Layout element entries
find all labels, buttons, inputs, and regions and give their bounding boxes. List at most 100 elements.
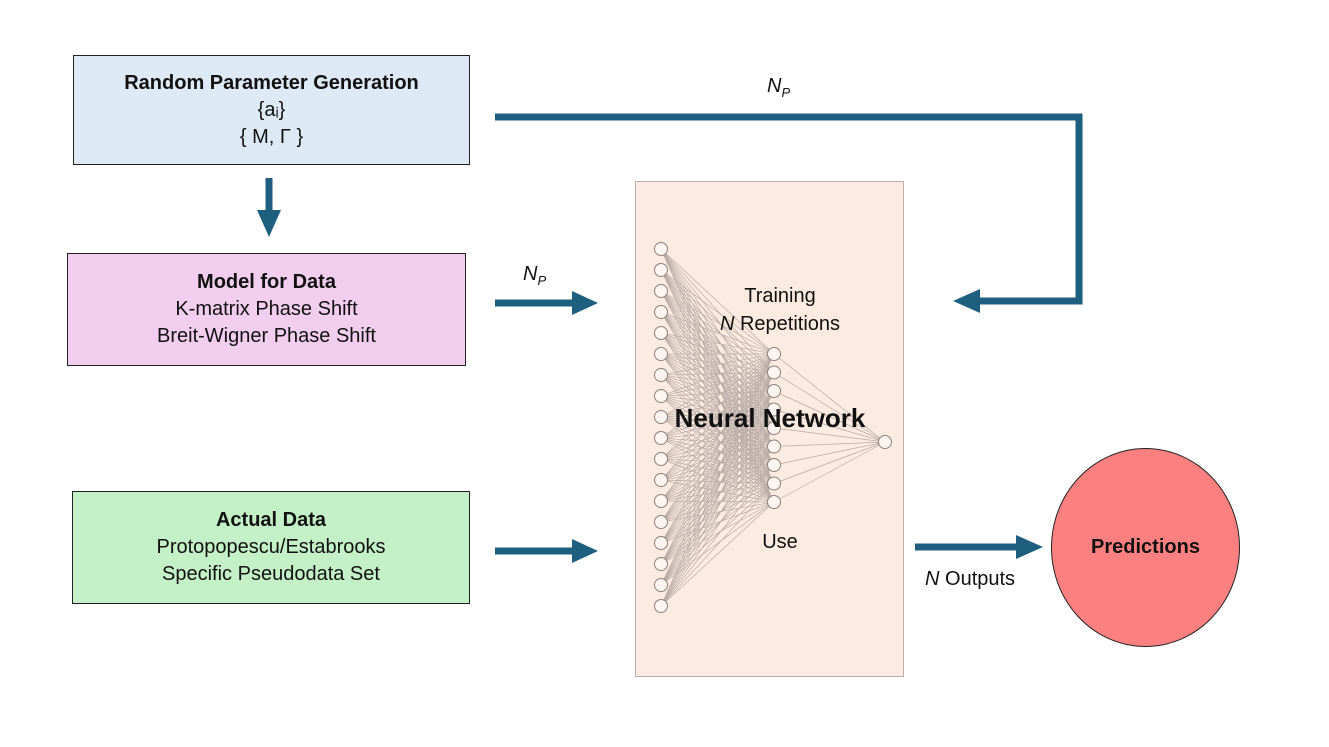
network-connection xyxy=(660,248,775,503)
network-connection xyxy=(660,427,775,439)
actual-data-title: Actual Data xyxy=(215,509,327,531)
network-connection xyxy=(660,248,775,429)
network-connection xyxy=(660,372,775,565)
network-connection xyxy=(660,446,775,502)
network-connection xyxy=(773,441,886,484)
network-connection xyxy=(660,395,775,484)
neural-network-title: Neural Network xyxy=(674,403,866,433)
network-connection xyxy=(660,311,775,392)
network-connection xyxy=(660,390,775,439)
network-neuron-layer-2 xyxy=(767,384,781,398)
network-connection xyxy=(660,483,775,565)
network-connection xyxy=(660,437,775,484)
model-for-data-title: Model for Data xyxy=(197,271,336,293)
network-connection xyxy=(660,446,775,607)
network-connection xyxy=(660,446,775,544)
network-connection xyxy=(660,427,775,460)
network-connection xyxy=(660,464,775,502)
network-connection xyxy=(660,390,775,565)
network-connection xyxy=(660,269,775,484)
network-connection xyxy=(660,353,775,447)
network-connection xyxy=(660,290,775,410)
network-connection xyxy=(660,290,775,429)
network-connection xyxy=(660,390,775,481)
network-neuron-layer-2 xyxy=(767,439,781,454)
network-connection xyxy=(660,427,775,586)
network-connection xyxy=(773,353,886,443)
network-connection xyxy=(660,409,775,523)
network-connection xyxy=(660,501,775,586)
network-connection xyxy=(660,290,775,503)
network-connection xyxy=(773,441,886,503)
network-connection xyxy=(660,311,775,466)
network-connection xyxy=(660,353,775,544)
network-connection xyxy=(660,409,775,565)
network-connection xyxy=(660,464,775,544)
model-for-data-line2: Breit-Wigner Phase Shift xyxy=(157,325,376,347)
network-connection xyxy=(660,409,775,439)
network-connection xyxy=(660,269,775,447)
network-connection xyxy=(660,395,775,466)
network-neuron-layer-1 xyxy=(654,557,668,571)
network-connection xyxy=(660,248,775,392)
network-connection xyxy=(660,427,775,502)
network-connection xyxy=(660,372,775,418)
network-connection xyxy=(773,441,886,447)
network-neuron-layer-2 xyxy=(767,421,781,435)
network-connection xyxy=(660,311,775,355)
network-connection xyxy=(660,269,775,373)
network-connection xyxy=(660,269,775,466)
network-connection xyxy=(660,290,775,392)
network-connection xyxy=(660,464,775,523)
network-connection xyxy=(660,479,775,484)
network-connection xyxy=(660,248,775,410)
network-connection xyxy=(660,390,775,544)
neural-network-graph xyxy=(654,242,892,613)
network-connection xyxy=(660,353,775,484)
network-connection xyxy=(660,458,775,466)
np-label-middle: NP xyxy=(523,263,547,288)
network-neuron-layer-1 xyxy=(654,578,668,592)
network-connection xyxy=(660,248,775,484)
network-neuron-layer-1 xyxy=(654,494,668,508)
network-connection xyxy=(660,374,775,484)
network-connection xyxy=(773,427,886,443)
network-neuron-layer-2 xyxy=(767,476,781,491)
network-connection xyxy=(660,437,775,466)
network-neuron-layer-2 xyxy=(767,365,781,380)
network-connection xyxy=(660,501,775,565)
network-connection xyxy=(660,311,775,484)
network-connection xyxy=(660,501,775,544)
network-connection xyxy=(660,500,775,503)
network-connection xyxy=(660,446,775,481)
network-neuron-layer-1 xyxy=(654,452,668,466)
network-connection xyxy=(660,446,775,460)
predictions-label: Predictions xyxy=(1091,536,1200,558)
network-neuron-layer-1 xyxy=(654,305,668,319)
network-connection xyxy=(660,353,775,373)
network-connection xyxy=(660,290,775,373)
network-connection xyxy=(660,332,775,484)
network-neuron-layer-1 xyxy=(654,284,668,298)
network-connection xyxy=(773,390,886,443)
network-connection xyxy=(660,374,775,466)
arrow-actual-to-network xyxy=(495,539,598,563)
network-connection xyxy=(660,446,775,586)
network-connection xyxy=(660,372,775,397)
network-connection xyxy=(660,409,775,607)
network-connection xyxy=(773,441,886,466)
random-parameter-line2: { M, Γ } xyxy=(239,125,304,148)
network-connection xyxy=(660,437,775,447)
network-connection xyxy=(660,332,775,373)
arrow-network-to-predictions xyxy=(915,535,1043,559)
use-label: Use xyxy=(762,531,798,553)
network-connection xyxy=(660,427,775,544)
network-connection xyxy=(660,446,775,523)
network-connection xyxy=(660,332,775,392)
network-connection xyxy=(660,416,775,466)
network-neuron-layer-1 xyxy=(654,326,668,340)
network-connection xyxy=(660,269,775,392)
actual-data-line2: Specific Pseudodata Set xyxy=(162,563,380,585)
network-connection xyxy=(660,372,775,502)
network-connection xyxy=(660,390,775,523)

▶ _REQUIREMENTS_:
Rewrite all of the items above, replacing "network-connection" with "network-link" wherever it occurs and leaving everything else as it is. Omit the pictures from your answer.

▶ _SOLUTION FOR THIS TASK_:
find all labels, buttons, inputs, and regions and give their bounding boxes. List at most 100 elements.
network-link xyxy=(660,248,775,503)
network-link xyxy=(660,427,775,439)
actual-data-title: Actual Data xyxy=(215,509,327,531)
network-link xyxy=(660,248,775,429)
network-link xyxy=(660,372,775,565)
network-link xyxy=(660,446,775,502)
network-link xyxy=(773,441,886,484)
network-link xyxy=(660,395,775,484)
neural-network-title: Neural Network xyxy=(674,403,866,433)
network-link xyxy=(660,311,775,392)
network-link xyxy=(660,390,775,439)
network-neuron-layer-2 xyxy=(767,384,781,398)
network-link xyxy=(660,483,775,565)
network-link xyxy=(660,437,775,484)
model-for-data-title: Model for Data xyxy=(197,271,336,293)
network-link xyxy=(660,446,775,607)
network-link xyxy=(660,446,775,544)
network-link xyxy=(660,427,775,460)
network-link xyxy=(660,464,775,502)
network-link xyxy=(660,390,775,565)
network-link xyxy=(660,269,775,484)
network-link xyxy=(660,353,775,447)
network-link xyxy=(660,290,775,410)
network-link xyxy=(660,290,775,429)
network-link xyxy=(660,390,775,481)
network-neuron-layer-2 xyxy=(767,439,781,454)
network-link xyxy=(660,427,775,586)
network-link xyxy=(773,353,886,443)
network-link xyxy=(660,409,775,523)
network-link xyxy=(660,501,775,586)
network-link xyxy=(660,290,775,503)
network-link xyxy=(773,441,886,503)
network-link xyxy=(660,311,775,466)
network-link xyxy=(660,353,775,544)
network-link xyxy=(660,409,775,565)
network-link xyxy=(660,464,775,544)
model-for-data-line2: Breit-Wigner Phase Shift xyxy=(157,325,376,347)
network-link xyxy=(660,409,775,439)
network-link xyxy=(660,269,775,447)
network-link xyxy=(660,395,775,466)
network-neuron-layer-1 xyxy=(654,557,668,571)
network-link xyxy=(660,248,775,392)
network-link xyxy=(660,427,775,502)
network-link xyxy=(660,372,775,418)
network-link xyxy=(773,441,886,447)
network-neuron-layer-2 xyxy=(767,421,781,435)
network-link xyxy=(660,311,775,355)
network-link xyxy=(660,269,775,373)
network-link xyxy=(660,269,775,466)
network-link xyxy=(660,290,775,392)
network-link xyxy=(660,464,775,523)
network-link xyxy=(660,479,775,484)
network-link xyxy=(660,248,775,410)
network-link xyxy=(660,390,775,544)
neural-network-graph xyxy=(654,242,892,613)
network-link xyxy=(660,353,775,484)
network-link xyxy=(660,458,775,466)
np-label-middle: NP xyxy=(523,263,547,288)
network-neuron-layer-1 xyxy=(654,578,668,592)
network-link xyxy=(660,248,775,484)
network-neuron-layer-1 xyxy=(654,494,668,508)
network-link xyxy=(660,374,775,484)
network-link xyxy=(773,427,886,443)
network-neuron-layer-2 xyxy=(767,476,781,491)
network-link xyxy=(660,437,775,466)
network-neuron-layer-2 xyxy=(767,365,781,380)
network-link xyxy=(660,501,775,565)
network-link xyxy=(660,311,775,484)
network-link xyxy=(660,501,775,544)
network-link xyxy=(660,500,775,503)
network-link xyxy=(660,446,775,481)
network-neuron-layer-1 xyxy=(654,452,668,466)
network-link xyxy=(660,446,775,460)
predictions-label: Predictions xyxy=(1091,536,1200,558)
network-neuron-layer-1 xyxy=(654,305,668,319)
network-link xyxy=(660,353,775,373)
network-link xyxy=(660,290,775,373)
network-link xyxy=(660,332,775,484)
network-neuron-layer-1 xyxy=(654,284,668,298)
network-link xyxy=(773,390,886,443)
network-link xyxy=(660,374,775,466)
arrow-actual-to-network xyxy=(495,539,598,563)
network-link xyxy=(660,446,775,586)
network-link xyxy=(660,372,775,397)
network-link xyxy=(660,409,775,607)
network-link xyxy=(773,441,886,466)
random-parameter-line2: { M, Γ } xyxy=(239,125,304,148)
network-link xyxy=(660,437,775,447)
network-link xyxy=(660,332,775,373)
arrow-network-to-predictions xyxy=(915,535,1043,559)
use-label: Use xyxy=(762,531,798,553)
network-link xyxy=(660,427,775,544)
network-link xyxy=(660,446,775,523)
network-link xyxy=(660,332,775,392)
network-link xyxy=(660,416,775,466)
network-neuron-layer-1 xyxy=(654,326,668,340)
network-link xyxy=(660,269,775,392)
actual-data-line2: Specific Pseudodata Set xyxy=(162,563,380,585)
network-link xyxy=(660,372,775,502)
network-link xyxy=(660,390,775,523)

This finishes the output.